Catatan anotasi koordinat:
____________

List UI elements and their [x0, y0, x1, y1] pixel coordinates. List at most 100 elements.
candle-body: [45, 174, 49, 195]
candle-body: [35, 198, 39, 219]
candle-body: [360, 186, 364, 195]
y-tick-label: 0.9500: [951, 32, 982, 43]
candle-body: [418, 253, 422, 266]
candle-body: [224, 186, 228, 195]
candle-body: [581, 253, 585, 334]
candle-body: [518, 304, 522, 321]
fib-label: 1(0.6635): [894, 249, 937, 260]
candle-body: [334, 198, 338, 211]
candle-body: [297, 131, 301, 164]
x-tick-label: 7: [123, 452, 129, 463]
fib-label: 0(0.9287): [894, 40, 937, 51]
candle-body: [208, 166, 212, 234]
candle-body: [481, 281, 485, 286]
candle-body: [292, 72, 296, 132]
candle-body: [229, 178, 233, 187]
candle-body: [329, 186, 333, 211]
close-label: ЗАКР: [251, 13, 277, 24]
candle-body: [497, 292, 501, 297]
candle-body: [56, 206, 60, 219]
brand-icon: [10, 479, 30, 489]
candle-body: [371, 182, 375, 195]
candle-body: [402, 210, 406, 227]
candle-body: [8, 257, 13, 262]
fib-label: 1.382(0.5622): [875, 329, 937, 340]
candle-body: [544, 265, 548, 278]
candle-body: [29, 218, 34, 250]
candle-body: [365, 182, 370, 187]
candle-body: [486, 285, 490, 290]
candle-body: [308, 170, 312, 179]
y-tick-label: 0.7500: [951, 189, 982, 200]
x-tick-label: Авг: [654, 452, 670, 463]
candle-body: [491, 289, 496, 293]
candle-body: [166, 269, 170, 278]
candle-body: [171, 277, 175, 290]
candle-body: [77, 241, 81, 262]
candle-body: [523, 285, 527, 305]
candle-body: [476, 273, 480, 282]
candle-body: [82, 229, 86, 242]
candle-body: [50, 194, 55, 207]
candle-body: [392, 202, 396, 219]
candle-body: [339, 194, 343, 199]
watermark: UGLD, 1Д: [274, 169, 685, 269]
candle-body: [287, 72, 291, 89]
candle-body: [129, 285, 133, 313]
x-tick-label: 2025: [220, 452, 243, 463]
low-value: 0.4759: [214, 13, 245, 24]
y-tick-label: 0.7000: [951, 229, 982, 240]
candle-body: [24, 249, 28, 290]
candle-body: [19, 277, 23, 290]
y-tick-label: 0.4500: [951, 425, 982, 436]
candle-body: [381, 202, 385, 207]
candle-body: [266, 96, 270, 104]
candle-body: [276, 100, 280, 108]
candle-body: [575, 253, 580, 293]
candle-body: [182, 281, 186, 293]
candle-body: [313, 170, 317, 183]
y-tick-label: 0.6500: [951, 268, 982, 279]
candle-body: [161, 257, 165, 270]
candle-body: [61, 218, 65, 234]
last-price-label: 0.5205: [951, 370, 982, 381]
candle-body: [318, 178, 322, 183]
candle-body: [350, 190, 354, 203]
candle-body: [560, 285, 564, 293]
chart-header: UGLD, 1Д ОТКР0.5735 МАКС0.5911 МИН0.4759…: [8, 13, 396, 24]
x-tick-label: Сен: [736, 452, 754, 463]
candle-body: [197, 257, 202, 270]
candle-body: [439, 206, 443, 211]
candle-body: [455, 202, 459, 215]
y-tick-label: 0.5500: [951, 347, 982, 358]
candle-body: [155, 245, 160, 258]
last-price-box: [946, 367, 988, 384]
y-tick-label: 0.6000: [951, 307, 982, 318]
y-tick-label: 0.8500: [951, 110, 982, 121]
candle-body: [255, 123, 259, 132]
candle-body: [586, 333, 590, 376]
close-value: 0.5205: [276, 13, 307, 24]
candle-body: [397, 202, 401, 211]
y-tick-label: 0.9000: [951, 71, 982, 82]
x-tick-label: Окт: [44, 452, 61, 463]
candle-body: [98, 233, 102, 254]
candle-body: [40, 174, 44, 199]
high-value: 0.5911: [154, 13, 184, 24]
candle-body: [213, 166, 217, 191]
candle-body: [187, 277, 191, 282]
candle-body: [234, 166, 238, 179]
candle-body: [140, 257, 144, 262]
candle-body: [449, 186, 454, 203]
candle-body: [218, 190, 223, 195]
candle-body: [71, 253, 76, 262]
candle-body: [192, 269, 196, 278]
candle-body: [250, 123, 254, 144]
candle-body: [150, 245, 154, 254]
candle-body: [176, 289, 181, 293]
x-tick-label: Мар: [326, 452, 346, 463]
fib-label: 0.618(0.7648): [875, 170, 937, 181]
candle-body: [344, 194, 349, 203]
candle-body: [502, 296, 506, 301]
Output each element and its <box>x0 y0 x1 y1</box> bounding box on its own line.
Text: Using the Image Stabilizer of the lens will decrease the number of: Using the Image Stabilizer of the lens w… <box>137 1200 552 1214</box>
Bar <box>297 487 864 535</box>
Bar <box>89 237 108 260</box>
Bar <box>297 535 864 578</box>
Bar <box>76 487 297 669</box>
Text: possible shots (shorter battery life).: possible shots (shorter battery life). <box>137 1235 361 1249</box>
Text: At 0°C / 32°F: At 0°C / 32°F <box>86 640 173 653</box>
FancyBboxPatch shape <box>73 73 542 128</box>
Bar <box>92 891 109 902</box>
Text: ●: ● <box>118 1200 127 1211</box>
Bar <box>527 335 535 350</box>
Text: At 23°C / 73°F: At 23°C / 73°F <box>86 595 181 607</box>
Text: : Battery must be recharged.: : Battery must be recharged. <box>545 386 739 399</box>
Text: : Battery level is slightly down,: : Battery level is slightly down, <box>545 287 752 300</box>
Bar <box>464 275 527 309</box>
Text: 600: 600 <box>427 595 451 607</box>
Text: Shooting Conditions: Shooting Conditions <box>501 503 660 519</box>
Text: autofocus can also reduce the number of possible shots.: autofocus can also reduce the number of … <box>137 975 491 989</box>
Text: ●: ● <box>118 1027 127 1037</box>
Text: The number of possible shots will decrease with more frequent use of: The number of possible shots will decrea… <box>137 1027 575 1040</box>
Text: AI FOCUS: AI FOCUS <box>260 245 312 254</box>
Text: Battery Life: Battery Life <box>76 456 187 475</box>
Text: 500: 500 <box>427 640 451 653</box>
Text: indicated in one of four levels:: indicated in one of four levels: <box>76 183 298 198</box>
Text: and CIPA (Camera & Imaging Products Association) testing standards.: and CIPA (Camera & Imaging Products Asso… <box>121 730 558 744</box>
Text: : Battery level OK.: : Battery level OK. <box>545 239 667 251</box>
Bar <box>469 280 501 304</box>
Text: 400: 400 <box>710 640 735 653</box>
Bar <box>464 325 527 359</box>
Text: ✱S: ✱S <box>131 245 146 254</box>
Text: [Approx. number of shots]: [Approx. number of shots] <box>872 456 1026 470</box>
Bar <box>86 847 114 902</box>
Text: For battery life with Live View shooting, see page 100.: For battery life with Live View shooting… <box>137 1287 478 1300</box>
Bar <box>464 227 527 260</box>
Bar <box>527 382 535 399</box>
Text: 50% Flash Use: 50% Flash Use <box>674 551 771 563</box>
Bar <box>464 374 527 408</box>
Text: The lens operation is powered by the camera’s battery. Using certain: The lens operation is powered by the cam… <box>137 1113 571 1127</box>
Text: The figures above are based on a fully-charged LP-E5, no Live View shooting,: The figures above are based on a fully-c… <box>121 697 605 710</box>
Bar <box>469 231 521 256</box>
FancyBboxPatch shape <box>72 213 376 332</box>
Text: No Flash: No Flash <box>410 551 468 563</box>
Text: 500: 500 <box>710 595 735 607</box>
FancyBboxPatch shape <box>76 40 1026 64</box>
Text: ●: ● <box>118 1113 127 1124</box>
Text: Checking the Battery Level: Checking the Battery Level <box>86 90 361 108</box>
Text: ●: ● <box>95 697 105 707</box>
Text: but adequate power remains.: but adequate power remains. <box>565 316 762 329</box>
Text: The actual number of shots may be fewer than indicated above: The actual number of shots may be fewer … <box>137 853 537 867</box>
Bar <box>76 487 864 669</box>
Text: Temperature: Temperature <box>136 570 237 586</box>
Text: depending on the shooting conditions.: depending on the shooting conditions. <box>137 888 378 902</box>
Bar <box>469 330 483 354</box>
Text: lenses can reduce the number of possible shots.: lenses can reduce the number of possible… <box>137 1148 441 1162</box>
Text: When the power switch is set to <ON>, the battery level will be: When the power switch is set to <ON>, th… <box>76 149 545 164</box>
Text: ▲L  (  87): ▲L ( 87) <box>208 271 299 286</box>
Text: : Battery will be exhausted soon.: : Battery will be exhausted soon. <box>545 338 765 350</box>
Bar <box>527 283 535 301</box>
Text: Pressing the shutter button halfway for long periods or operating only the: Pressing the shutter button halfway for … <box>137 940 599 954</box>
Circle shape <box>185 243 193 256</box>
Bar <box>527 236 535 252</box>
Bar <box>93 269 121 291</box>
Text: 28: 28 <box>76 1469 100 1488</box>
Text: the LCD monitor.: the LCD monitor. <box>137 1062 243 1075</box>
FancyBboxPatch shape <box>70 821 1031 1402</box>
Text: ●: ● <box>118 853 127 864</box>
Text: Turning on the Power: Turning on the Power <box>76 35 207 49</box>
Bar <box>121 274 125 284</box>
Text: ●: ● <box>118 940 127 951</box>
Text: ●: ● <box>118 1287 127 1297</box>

____________

Saring catatan di atas dan salin setiap baris yang memuat kata "View".

Text: For battery life with Live View shooting, see page 100.: For battery life with Live View shooting… <box>137 1287 478 1300</box>
Text: The figures above are based on a fully-charged LP-E5, no Live View shooting,: The figures above are based on a fully-c… <box>121 697 605 710</box>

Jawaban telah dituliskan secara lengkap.